* **Exercise prompt**
Transcribe the listing verbatim. Do not carry over any pictures.

>>>

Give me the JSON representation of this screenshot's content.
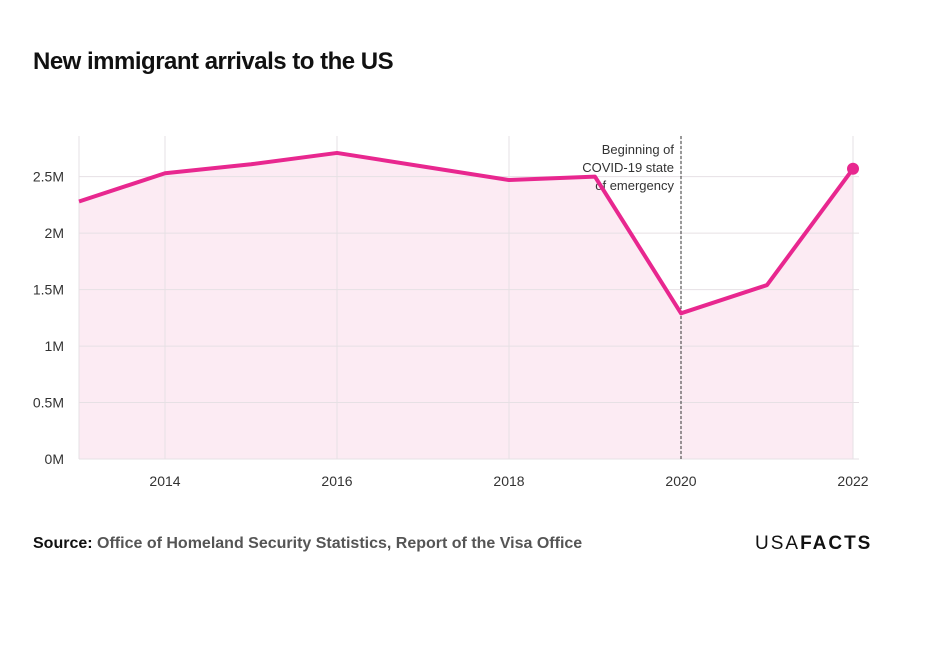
{
  "chart_data": {
    "type": "area",
    "title": "New immigrant arrivals to the US",
    "x": [
      2013,
      2014,
      2015,
      2016,
      2017,
      2018,
      2019,
      2020,
      2021,
      2022
    ],
    "series": [
      {
        "values": [
          2.28,
          2.53,
          2.61,
          2.71,
          2.59,
          2.47,
          2.5,
          1.29,
          1.54,
          2.57
        ]
      }
    ],
    "y_unit": "M",
    "xlim": [
      2013,
      2022
    ],
    "ylim": [
      0,
      2.86
    ],
    "x_ticks": [
      "2014",
      "2016",
      "2018",
      "2020",
      "2022"
    ],
    "y_ticks": [
      "0M",
      "0.5M",
      "1M",
      "1.5M",
      "2M",
      "2.5M"
    ],
    "grid": true,
    "line_color": "#e8278f",
    "fill_color": "#fcebf3",
    "annotation": {
      "x": 2020,
      "lines": [
        "Beginning of",
        "COVID-19 state",
        "of emergency"
      ]
    },
    "endpoint_marker": true
  },
  "footer": {
    "source_label": "Source:",
    "source_text": "Office of Homeland Security Statistics, Report of the Visa Office",
    "logo_light": "USA",
    "logo_bold": "FACTS"
  }
}
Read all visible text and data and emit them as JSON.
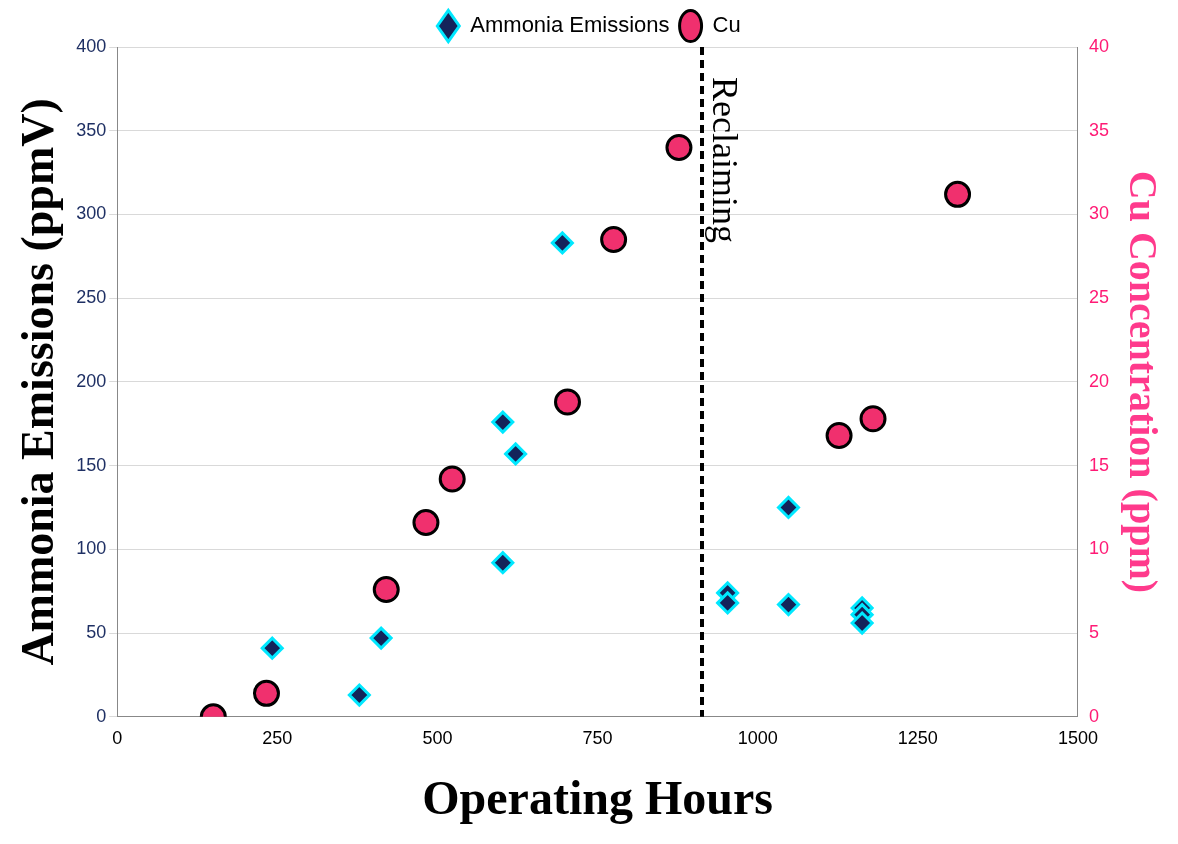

<<<

* **Task answer**
Give me the JSON representation of this screenshot's content.
{
  "chart_data": {
    "type": "area",
    "title": "New immigrant arrivals to the US",
    "x": [
      2013,
      2014,
      2015,
      2016,
      2017,
      2018,
      2019,
      2020,
      2021,
      2022
    ],
    "series": [
      {
        "values": [
          2.28,
          2.53,
          2.61,
          2.71,
          2.59,
          2.47,
          2.5,
          1.29,
          1.54,
          2.57
        ]
      }
    ],
    "y_unit": "M",
    "xlim": [
      2013,
      2022
    ],
    "ylim": [
      0,
      2.86
    ],
    "x_ticks": [
      "2014",
      "2016",
      "2018",
      "2020",
      "2022"
    ],
    "y_ticks": [
      "0M",
      "0.5M",
      "1M",
      "1.5M",
      "2M",
      "2.5M"
    ],
    "grid": true,
    "line_color": "#e8278f",
    "fill_color": "#fcebf3",
    "annotation": {
      "x": 2020,
      "lines": [
        "Beginning of",
        "COVID-19 state",
        "of emergency"
      ]
    },
    "endpoint_marker": true
  },
  "footer": {
    "source_label": "Source:",
    "source_text": "Office of Homeland Security Statistics, Report of the Visa Office",
    "logo_light": "USA",
    "logo_bold": "FACTS"
  }
}
Read all visible text and data and emit them as JSON.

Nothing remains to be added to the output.